- _Provided data_
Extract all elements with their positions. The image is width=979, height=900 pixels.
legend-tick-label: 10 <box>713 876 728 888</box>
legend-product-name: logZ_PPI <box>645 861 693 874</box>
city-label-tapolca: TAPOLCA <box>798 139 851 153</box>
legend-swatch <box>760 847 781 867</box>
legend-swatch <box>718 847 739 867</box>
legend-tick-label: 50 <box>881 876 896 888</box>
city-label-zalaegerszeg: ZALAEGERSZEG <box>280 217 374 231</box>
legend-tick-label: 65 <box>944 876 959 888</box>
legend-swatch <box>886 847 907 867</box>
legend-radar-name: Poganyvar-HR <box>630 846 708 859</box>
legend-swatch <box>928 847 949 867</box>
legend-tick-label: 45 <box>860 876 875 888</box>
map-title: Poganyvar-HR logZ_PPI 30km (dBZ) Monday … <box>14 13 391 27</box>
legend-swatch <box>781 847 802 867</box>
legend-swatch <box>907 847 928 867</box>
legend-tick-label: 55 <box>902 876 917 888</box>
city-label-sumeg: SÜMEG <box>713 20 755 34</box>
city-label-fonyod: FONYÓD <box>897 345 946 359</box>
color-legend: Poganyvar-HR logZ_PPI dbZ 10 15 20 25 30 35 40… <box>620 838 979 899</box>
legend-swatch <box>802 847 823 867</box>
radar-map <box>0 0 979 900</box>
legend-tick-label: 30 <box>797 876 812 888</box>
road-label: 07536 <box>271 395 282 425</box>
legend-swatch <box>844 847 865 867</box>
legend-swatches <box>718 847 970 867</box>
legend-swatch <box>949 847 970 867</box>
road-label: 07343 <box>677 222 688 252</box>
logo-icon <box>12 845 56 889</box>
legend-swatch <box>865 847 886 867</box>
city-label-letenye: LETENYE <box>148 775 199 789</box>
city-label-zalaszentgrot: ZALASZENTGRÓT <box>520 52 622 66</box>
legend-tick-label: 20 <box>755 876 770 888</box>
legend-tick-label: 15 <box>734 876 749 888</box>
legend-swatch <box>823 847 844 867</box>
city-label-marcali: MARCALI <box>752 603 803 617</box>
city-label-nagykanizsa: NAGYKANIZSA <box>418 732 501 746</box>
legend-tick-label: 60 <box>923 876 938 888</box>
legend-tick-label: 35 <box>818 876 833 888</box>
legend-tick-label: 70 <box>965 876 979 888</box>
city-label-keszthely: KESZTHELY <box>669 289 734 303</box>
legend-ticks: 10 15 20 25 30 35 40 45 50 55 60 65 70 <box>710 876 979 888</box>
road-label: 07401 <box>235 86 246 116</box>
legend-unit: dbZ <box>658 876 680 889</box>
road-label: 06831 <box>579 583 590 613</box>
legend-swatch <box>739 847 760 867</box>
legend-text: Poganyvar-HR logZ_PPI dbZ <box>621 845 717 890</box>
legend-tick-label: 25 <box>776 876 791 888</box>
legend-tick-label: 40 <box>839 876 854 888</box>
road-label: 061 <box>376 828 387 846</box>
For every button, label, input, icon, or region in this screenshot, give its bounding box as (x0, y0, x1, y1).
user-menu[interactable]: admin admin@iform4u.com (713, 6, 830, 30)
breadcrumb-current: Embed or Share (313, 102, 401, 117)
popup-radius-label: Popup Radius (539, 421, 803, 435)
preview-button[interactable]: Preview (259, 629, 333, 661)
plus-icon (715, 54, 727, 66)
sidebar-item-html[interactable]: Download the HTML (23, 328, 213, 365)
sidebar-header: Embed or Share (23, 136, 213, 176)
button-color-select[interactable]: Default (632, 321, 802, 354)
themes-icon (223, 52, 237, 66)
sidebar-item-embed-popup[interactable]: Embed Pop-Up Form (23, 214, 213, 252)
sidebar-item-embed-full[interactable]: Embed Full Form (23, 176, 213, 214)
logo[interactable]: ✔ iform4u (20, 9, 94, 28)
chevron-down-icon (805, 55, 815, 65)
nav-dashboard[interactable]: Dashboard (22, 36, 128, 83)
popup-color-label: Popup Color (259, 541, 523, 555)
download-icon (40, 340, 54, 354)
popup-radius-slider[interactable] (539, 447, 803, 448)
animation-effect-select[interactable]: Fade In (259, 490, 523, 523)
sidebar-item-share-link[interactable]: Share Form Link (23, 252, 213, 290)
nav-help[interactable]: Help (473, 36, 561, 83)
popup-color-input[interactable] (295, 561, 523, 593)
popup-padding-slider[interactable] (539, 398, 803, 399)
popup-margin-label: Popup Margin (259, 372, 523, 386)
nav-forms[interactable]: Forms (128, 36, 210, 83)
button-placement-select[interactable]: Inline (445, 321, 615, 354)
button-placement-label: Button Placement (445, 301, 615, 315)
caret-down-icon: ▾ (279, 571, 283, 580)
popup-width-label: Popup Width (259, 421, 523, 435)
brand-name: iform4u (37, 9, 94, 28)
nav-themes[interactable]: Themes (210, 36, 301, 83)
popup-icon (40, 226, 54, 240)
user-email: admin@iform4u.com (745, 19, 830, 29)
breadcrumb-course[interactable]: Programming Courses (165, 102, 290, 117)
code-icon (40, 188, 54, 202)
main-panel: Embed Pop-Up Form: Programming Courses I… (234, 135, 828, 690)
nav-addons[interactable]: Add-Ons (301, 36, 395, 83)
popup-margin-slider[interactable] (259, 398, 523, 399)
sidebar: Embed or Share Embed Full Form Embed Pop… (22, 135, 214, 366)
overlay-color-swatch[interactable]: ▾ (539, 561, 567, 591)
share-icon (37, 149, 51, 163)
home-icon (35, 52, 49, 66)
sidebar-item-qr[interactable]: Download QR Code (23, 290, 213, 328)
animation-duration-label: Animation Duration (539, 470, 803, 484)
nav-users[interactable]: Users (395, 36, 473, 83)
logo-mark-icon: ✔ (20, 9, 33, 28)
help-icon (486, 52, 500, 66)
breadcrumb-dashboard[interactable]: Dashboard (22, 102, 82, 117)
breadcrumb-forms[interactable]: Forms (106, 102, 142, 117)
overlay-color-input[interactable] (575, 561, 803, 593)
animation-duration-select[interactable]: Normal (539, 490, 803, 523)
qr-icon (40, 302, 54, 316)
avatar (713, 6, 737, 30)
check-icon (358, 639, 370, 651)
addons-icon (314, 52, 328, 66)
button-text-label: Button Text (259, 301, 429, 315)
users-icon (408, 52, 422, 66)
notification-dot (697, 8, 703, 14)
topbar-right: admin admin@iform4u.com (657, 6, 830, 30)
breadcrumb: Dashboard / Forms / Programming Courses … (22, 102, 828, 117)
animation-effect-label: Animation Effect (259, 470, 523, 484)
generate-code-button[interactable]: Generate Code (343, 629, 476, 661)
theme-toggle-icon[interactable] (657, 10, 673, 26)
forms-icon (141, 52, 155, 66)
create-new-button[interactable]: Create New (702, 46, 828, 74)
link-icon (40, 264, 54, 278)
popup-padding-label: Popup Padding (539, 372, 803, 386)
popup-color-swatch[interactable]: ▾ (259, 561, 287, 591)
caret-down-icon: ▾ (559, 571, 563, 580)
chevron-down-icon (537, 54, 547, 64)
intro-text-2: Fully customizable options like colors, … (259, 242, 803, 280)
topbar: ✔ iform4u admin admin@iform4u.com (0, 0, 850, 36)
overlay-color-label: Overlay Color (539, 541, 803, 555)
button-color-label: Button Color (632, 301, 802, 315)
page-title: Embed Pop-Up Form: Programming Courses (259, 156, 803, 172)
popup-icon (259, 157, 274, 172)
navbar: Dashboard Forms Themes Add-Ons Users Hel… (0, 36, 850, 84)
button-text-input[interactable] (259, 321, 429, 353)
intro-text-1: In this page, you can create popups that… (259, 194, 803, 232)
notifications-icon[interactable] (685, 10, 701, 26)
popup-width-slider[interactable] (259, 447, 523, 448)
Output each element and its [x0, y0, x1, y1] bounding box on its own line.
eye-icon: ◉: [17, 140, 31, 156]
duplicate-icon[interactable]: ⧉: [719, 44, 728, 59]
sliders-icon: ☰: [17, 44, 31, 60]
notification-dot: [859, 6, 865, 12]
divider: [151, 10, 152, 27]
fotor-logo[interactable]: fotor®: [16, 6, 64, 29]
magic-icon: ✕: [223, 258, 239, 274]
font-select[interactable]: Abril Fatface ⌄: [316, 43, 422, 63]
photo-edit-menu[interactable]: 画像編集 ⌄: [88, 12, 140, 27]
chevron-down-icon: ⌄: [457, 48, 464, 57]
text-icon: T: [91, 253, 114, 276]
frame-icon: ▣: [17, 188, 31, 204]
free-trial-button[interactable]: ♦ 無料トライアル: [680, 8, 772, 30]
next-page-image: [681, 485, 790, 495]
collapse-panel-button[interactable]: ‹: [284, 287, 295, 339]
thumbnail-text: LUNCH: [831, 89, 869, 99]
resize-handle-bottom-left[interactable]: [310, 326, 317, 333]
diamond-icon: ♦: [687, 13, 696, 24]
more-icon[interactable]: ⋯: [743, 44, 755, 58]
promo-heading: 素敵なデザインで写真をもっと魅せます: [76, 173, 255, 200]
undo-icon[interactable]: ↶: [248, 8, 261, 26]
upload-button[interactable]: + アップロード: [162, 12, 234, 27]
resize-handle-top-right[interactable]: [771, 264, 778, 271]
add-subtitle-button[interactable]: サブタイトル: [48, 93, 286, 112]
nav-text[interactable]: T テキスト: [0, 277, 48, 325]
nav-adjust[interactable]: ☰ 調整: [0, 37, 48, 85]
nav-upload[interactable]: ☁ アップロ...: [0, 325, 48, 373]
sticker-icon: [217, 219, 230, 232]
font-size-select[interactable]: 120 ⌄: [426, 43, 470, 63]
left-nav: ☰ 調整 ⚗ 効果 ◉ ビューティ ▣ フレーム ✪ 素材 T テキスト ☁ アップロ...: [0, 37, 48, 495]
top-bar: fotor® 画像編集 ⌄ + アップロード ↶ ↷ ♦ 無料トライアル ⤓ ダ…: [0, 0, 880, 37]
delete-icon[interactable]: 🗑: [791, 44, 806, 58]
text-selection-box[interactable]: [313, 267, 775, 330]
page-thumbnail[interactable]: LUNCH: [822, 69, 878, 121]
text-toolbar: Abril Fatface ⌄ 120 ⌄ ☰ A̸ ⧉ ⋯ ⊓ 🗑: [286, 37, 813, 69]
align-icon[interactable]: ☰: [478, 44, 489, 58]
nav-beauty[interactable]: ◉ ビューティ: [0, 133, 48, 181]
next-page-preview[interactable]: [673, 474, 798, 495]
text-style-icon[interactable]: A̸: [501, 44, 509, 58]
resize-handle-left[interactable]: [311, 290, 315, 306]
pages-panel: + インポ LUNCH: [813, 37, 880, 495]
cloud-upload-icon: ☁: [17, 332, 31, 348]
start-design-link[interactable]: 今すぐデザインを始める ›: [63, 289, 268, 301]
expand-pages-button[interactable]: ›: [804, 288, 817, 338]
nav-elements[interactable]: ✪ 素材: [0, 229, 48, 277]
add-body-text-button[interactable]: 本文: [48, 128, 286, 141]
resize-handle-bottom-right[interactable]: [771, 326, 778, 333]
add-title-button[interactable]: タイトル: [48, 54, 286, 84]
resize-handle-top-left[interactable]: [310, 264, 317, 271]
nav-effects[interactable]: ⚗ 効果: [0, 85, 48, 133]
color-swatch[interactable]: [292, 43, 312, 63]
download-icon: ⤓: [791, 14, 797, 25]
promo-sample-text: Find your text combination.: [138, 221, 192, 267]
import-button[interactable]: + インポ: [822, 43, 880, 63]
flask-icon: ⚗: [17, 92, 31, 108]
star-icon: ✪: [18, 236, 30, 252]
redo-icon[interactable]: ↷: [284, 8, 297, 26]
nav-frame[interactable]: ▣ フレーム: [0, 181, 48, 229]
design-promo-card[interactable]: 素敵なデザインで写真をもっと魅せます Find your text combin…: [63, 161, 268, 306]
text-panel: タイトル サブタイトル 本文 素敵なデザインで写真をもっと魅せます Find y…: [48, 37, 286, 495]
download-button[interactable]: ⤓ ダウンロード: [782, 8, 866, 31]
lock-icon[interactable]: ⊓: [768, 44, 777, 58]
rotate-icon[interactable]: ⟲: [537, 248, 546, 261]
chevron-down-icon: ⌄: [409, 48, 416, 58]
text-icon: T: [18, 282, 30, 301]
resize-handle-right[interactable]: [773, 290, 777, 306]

- _Your task_
Copy the listing from its first line through the line with "city-label-fonyod: FONYÓD <box>897", swapping every "legend-swatch" for "legend-color-box" and changing nothing else.

- _Solved problem_
Extract all elements with their positions. The image is width=979, height=900 pixels.
legend-tick-label: 10 <box>713 876 728 888</box>
legend-product-name: logZ_PPI <box>645 861 693 874</box>
city-label-tapolca: TAPOLCA <box>798 139 851 153</box>
legend-color-box <box>760 847 781 867</box>
legend-color-box <box>718 847 739 867</box>
legend-tick-label: 50 <box>881 876 896 888</box>
city-label-zalaegerszeg: ZALAEGERSZEG <box>280 217 374 231</box>
legend-tick-label: 65 <box>944 876 959 888</box>
legend-color-box <box>886 847 907 867</box>
legend-radar-name: Poganyvar-HR <box>630 846 708 859</box>
legend-color-box <box>928 847 949 867</box>
legend-tick-label: 45 <box>860 876 875 888</box>
map-title: Poganyvar-HR logZ_PPI 30km (dBZ) Monday … <box>14 13 391 27</box>
legend-color-box <box>781 847 802 867</box>
legend-color-box <box>907 847 928 867</box>
legend-tick-label: 55 <box>902 876 917 888</box>
city-label-sumeg: SÜMEG <box>713 20 755 34</box>
city-label-fonyod: FONYÓD <box>897 345 946 359</box>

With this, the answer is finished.